┌─ The data
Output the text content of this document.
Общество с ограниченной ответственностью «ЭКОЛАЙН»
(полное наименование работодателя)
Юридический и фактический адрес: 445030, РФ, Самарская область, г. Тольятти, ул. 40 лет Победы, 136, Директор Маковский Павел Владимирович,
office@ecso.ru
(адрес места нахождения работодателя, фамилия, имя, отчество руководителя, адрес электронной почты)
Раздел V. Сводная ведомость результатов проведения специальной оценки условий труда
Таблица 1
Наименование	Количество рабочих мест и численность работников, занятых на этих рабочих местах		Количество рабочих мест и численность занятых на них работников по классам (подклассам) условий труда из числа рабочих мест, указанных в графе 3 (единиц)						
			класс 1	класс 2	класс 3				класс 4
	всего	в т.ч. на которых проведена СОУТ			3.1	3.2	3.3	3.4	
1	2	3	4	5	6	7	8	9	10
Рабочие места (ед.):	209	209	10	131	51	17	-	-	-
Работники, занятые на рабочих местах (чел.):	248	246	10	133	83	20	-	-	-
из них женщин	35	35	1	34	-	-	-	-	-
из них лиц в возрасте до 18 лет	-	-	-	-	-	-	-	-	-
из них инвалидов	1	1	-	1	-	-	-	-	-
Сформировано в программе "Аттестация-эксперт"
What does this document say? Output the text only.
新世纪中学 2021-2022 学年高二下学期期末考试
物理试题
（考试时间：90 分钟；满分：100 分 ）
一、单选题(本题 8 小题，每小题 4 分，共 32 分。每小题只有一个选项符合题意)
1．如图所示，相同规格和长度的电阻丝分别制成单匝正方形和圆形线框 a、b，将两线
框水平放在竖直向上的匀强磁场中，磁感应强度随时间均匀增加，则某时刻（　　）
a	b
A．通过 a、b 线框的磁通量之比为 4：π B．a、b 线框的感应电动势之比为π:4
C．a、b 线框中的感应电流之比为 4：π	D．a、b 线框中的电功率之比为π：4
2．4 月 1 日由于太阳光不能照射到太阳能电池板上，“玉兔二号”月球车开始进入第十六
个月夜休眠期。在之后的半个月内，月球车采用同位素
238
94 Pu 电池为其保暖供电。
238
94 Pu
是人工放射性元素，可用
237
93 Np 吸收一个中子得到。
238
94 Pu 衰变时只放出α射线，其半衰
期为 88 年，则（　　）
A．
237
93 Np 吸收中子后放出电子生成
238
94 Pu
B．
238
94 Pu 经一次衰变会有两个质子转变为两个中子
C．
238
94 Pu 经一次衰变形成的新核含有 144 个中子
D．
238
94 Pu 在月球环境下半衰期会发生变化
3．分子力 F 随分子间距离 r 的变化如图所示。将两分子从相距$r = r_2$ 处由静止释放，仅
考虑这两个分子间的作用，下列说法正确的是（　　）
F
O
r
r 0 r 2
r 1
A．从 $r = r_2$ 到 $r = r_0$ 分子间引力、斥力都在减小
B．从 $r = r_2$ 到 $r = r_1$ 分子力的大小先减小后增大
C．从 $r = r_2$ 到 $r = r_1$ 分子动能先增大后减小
└─
Gather each line of the records holding the string "this".

Output the text content of this document.
What does this document say? Output the text only.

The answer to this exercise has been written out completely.